WHAT NEEDS TO BE DONE: Copy every entry exactly as given, minus the images.

EXERCISE MATERIALS:
[start]

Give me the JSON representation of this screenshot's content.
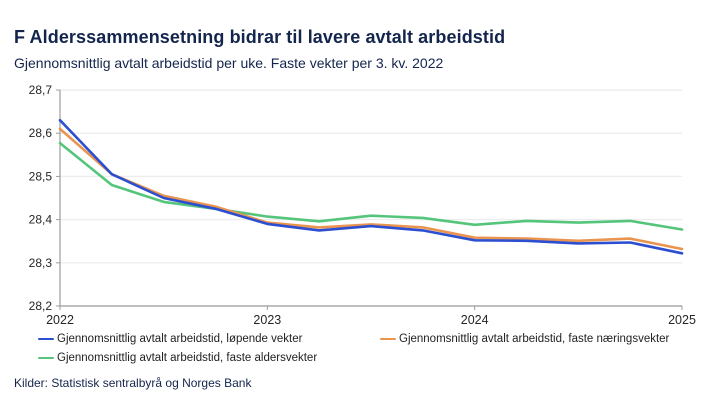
{
  "header": {
    "title": "F Alderssammensetning bidrar til lavere avtalt arbeidstid",
    "subtitle": "Gjennomsnittlig avtalt arbeidstid per uke. Faste vekter per 3. kv. 2022"
  },
  "footer": {
    "sources": "Kilder: Statistisk sentralbyrå og Norges Bank"
  },
  "colors": {
    "title_navy": "#14254d",
    "grid": "#ededed",
    "axis": "#9c9c9c",
    "tick_label": "#262626",
    "series_blue": "#2c4fd2",
    "series_orange": "#e9944f",
    "series_green": "#54c57a"
  },
  "chart_data": {
    "type": "line",
    "title": "F Alderssammensetning bidrar til lavere avtalt arbeidstid",
    "subtitle": "Gjennomsnittlig avtalt arbeidstid per uke. Faste vekter per 3. kv. 2022",
    "x": [
      "2022K1",
      "2022K2",
      "2022K3",
      "2022K4",
      "2023K1",
      "2023K2",
      "2023K3",
      "2023K4",
      "2024K1",
      "2024K2",
      "2024K3",
      "2024K4",
      "2025K1"
    ],
    "x_tick_labels": [
      "2022",
      "2023",
      "2024",
      "2025"
    ],
    "x_tick_indices": [
      0,
      4,
      8,
      12
    ],
    "y_ticks": [
      28.7,
      28.6,
      28.5,
      28.4,
      28.3,
      28.2
    ],
    "ylim": [
      28.2,
      28.7
    ],
    "grid": "horizontal",
    "legend_position": "bottom",
    "decimal_separator": ",",
    "series": [
      {
        "name": "Gjennomsnittlig avtalt arbeidstid, løpende vekter",
        "color": "#2c4fd2",
        "values": [
          28.63,
          28.505,
          28.45,
          28.425,
          28.39,
          28.375,
          28.385,
          28.375,
          28.352,
          28.351,
          28.345,
          28.347,
          28.322
        ]
      },
      {
        "name": "Gjennomsnittlig avtalt arbeidstid, faste næringsvekter",
        "color": "#e9944f",
        "values": [
          28.61,
          28.505,
          28.455,
          28.43,
          28.393,
          28.382,
          28.389,
          28.382,
          28.358,
          28.356,
          28.351,
          28.356,
          28.332
        ]
      },
      {
        "name": "Gjennomsnittlig avtalt arbeidstid, faste aldersvekter",
        "color": "#54c57a",
        "values": [
          28.577,
          28.48,
          28.441,
          28.425,
          28.407,
          28.396,
          28.409,
          28.404,
          28.388,
          28.397,
          28.393,
          28.397,
          28.377
        ]
      }
    ]
  }
}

[end]

ANSWER FOR THE TASK:
Give me the JSON representation of this screenshot's content.
{
  "header": {
    "title": "F Alderssammensetning bidrar til lavere avtalt arbeidstid",
    "subtitle": "Gjennomsnittlig avtalt arbeidstid per uke. Faste vekter per 3. kv. 2022"
  },
  "footer": {
    "sources": "Kilder: Statistisk sentralbyrå og Norges Bank"
  },
  "colors": {
    "title_navy": "#14254d",
    "grid": "#ededed",
    "axis": "#9c9c9c",
    "tick_label": "#262626",
    "series_blue": "#2c4fd2",
    "series_orange": "#e9944f",
    "series_green": "#54c57a"
  },
  "chart_data": {
    "type": "line",
    "title": "F Alderssammensetning bidrar til lavere avtalt arbeidstid",
    "subtitle": "Gjennomsnittlig avtalt arbeidstid per uke. Faste vekter per 3. kv. 2022",
    "x": [
      "2022K1",
      "2022K2",
      "2022K3",
      "2022K4",
      "2023K1",
      "2023K2",
      "2023K3",
      "2023K4",
      "2024K1",
      "2024K2",
      "2024K3",
      "2024K4",
      "2025K1"
    ],
    "x_tick_labels": [
      "2022",
      "2023",
      "2024",
      "2025"
    ],
    "x_tick_indices": [
      0,
      4,
      8,
      12
    ],
    "y_ticks": [
      28.7,
      28.6,
      28.5,
      28.4,
      28.3,
      28.2
    ],
    "ylim": [
      28.2,
      28.7
    ],
    "grid": "horizontal",
    "legend_position": "bottom",
    "decimal_separator": ",",
    "series": [
      {
        "name": "Gjennomsnittlig avtalt arbeidstid, løpende vekter",
        "color": "#2c4fd2",
        "values": [
          28.63,
          28.505,
          28.45,
          28.425,
          28.39,
          28.375,
          28.385,
          28.375,
          28.352,
          28.351,
          28.345,
          28.347,
          28.322
        ]
      },
      {
        "name": "Gjennomsnittlig avtalt arbeidstid, faste næringsvekter",
        "color": "#e9944f",
        "values": [
          28.61,
          28.505,
          28.455,
          28.43,
          28.393,
          28.382,
          28.389,
          28.382,
          28.358,
          28.356,
          28.351,
          28.356,
          28.332
        ]
      },
      {
        "name": "Gjennomsnittlig avtalt arbeidstid, faste aldersvekter",
        "color": "#54c57a",
        "values": [
          28.577,
          28.48,
          28.441,
          28.425,
          28.407,
          28.396,
          28.409,
          28.404,
          28.388,
          28.397,
          28.393,
          28.397,
          28.377
        ]
      }
    ]
  }
}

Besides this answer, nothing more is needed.